Data entries for graphics:
++++

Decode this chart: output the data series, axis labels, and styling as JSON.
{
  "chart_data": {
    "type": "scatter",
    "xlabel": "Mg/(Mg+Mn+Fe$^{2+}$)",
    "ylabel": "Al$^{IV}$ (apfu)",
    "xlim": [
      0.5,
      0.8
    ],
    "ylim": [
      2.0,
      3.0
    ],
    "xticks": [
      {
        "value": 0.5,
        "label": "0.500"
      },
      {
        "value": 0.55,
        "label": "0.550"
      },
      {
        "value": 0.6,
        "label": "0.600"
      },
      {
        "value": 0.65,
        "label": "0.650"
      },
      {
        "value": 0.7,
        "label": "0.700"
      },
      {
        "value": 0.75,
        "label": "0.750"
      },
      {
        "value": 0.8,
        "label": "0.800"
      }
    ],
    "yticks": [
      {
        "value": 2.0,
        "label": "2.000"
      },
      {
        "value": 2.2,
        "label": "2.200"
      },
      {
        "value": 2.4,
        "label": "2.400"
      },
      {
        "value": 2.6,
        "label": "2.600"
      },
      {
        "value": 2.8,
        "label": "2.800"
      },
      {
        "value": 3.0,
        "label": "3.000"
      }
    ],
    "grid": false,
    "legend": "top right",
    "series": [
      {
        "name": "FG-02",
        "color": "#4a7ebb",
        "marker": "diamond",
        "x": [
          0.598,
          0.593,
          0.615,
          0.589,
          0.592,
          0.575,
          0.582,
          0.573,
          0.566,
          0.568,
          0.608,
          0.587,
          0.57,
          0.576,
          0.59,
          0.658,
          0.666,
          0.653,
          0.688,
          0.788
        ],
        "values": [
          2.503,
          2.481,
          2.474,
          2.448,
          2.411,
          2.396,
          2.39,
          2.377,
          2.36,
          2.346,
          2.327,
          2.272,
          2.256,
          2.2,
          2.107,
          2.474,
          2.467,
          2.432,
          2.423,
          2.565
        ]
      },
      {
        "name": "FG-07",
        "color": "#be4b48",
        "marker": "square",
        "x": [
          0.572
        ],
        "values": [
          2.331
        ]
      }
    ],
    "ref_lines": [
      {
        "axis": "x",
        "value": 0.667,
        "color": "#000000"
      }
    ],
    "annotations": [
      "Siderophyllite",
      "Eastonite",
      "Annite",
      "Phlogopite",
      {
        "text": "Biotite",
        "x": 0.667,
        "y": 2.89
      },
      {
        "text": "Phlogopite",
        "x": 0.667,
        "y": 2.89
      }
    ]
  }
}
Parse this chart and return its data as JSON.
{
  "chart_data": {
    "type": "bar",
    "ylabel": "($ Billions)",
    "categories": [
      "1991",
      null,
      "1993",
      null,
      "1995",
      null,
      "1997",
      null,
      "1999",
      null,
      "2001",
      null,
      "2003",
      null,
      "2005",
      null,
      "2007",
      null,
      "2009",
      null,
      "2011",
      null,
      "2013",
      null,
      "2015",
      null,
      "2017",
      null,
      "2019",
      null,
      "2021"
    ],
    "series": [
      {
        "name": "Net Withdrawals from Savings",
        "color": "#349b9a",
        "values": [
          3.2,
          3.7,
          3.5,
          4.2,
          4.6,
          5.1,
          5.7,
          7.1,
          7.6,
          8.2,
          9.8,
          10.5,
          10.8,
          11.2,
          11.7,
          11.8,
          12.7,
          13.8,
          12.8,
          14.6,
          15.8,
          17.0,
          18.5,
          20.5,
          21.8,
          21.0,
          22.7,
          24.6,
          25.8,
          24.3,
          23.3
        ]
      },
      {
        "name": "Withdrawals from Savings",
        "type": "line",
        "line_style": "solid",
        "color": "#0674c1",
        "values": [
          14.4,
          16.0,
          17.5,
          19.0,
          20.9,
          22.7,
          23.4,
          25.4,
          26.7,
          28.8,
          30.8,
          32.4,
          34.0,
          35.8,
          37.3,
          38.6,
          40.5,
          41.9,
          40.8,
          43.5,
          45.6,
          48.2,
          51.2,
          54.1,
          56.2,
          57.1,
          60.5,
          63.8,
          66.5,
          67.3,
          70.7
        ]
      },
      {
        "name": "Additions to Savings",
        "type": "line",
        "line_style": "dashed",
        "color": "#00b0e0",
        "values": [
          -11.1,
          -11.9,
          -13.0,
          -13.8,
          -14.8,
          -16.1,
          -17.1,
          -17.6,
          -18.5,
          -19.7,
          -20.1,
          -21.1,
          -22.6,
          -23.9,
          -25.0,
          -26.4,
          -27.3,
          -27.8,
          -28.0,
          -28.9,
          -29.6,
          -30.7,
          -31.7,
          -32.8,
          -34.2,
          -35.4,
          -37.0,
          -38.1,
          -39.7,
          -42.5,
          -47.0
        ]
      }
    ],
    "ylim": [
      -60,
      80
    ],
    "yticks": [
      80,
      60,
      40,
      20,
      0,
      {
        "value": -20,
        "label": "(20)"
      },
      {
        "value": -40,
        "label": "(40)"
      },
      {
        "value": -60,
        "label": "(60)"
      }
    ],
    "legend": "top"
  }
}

++++

_Exercise task_
In the records above, find the lines containing "axis" and copy them.

_Solution for this task_
Decode this chart: output the data series, axis labels, and styling as JSON.
        "axis": "x",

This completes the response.